• [Direction] Give all of the lines again exactly as they read.

/---

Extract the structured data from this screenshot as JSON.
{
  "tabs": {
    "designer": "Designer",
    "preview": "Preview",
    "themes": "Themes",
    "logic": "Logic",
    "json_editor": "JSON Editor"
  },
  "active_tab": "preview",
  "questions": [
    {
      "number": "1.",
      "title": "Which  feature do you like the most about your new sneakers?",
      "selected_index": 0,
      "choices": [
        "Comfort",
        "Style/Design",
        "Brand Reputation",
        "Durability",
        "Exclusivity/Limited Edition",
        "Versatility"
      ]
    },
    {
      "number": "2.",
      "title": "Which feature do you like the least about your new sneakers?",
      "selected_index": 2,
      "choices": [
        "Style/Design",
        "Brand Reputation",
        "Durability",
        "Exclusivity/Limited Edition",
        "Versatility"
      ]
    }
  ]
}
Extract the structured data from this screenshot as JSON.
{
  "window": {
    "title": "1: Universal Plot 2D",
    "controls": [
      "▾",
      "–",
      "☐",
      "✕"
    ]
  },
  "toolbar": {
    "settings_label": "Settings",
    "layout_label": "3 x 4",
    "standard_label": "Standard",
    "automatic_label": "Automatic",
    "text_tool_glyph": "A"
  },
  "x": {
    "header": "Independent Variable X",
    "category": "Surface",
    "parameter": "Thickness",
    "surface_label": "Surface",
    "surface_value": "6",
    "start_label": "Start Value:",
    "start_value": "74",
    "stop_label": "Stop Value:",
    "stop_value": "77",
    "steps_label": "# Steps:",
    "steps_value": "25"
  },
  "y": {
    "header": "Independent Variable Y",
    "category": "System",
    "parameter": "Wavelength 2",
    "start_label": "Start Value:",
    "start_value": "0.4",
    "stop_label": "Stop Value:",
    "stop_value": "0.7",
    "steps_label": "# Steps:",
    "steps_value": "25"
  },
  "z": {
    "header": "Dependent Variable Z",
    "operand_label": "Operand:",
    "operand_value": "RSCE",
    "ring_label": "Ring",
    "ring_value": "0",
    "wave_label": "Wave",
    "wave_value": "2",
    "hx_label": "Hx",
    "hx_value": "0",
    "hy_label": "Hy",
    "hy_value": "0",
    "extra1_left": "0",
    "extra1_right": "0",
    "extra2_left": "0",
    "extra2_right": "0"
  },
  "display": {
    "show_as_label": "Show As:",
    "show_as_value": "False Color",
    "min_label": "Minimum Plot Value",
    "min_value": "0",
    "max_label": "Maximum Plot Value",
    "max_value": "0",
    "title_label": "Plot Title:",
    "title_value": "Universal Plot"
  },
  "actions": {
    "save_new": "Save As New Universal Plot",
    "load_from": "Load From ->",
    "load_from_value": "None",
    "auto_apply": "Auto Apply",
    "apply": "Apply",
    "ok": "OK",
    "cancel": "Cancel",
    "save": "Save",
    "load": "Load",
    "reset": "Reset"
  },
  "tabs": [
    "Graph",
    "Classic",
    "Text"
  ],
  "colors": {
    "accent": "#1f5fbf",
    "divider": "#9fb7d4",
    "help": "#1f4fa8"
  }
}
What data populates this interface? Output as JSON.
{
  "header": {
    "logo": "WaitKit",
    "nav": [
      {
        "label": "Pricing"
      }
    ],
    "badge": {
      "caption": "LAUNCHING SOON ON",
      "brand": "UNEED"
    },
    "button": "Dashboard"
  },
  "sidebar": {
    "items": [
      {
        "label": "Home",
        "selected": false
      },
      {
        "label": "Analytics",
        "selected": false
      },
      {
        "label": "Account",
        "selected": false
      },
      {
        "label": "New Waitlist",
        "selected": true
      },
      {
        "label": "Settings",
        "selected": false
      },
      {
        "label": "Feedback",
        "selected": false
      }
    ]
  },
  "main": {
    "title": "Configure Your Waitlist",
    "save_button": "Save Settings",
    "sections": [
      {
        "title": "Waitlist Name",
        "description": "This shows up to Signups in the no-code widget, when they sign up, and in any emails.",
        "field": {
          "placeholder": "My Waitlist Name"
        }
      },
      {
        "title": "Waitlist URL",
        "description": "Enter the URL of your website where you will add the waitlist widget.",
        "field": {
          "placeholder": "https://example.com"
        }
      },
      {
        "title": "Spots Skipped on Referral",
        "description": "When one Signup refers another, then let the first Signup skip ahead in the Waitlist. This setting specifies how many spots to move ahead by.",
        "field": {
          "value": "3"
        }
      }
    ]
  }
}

\---

• [Complete response]
Extract the structured data from this screenshot as JSON.
{
  "tabs": {
    "designer": "Designer",
    "preview": "Preview",
    "themes": "Themes",
    "logic": "Logic",
    "json_editor": "JSON Editor"
  },
  "active_tab": "preview",
  "questions": [
    {
      "number": "1.",
      "title": "Which  feature do you like the most about your new sneakers?",
      "selected_index": 0,
      "choices": [
        "Comfort",
        "Style/Design",
        "Brand Reputation",
        "Durability",
        "Exclusivity/Limited Edition",
        "Versatility"
      ]
    },
    {
      "number": "2.",
      "title": "Which feature do you like the least about your new sneakers?",
      "selected_index": 2,
      "choices": [
        "Style/Design",
        "Brand Reputation",
        "Durability",
        "Exclusivity/Limited Edition",
        "Versatility"
      ]
    }
  ]
}
Extract the structured data from this screenshot as JSON.
{
  "window": {
    "title": "1: Universal Plot 2D",
    "controls": [
      "▾",
      "–",
      "☐",
      "✕"
    ]
  },
  "toolbar": {
    "settings_label": "Settings",
    "layout_label": "3 x 4",
    "standard_label": "Standard",
    "automatic_label": "Automatic",
    "text_tool_glyph": "A"
  },
  "x": {
    "header": "Independent Variable X",
    "category": "Surface",
    "parameter": "Thickness",
    "surface_label": "Surface",
    "surface_value": "6",
    "start_label": "Start Value:",
    "start_value": "74",
    "stop_label": "Stop Value:",
    "stop_value": "77",
    "steps_label": "# Steps:",
    "steps_value": "25"
  },
  "y": {
    "header": "Independent Variable Y",
    "category": "System",
    "parameter": "Wavelength 2",
    "start_label": "Start Value:",
    "start_value": "0.4",
    "stop_label": "Stop Value:",
    "stop_value": "0.7",
    "steps_label": "# Steps:",
    "steps_value": "25"
  },
  "z": {
    "header": "Dependent Variable Z",
    "operand_label": "Operand:",
    "operand_value": "RSCE",
    "ring_label": "Ring",
    "ring_value": "0",
    "wave_label": "Wave",
    "wave_value": "2",
    "hx_label": "Hx",
    "hx_value": "0",
    "hy_label": "Hy",
    "hy_value": "0",
    "extra1_left": "0",
    "extra1_right": "0",
    "extra2_left": "0",
    "extra2_right": "0"
  },
  "display": {
    "show_as_label": "Show As:",
    "show_as_value": "False Color",
    "min_label": "Minimum Plot Value",
    "min_value": "0",
    "max_label": "Maximum Plot Value",
    "max_value": "0",
    "title_label": "Plot Title:",
    "title_value": "Universal Plot"
  },
  "actions": {
    "save_new": "Save As New Universal Plot",
    "load_from": "Load From ->",
    "load_from_value": "None",
    "auto_apply": "Auto Apply",
    "apply": "Apply",
    "ok": "OK",
    "cancel": "Cancel",
    "save": "Save",
    "load": "Load",
    "reset": "Reset"
  },
  "tabs": [
    "Graph",
    "Classic",
    "Text"
  ],
  "colors": {
    "accent": "#1f5fbf",
    "divider": "#9fb7d4",
    "help": "#1f4fa8"
  }
}
What data populates this interface? Output as JSON.
{
  "header": {
    "logo": "WaitKit",
    "nav": [
      {
        "label": "Pricing"
      }
    ],
    "badge": {
      "caption": "LAUNCHING SOON ON",
      "brand": "UNEED"
    },
    "button": "Dashboard"
  },
  "sidebar": {
    "items": [
      {
        "label": "Home",
        "selected": false
      },
      {
        "label": "Analytics",
        "selected": false
      },
      {
        "label": "Account",
        "selected": false
      },
      {
        "label": "New Waitlist",
        "selected": true
      },
      {
        "label": "Settings",
        "selected": false
      },
      {
        "label": "Feedback",
        "selected": false
      }
    ]
  },
  "main": {
    "title": "Configure Your Waitlist",
    "save_button": "Save Settings",
    "sections": [
      {
        "title": "Waitlist Name",
        "description": "This shows up to Signups in the no-code widget, when they sign up, and in any emails.",
        "field": {
          "placeholder": "My Waitlist Name"
        }
      },
      {
        "title": "Waitlist URL",
        "description": "Enter the URL of your website where you will add the waitlist widget.",
        "field": {
          "placeholder": "https://example.com"
        }
      },
      {
        "title": "Spots Skipped on Referral",
        "description": "When one Signup refers another, then let the first Signup skip ahead in the Waitlist. This setting specifies how many spots to move ahead by.",
        "field": {
          "value": "3"
        }
      }
    ]
  }
}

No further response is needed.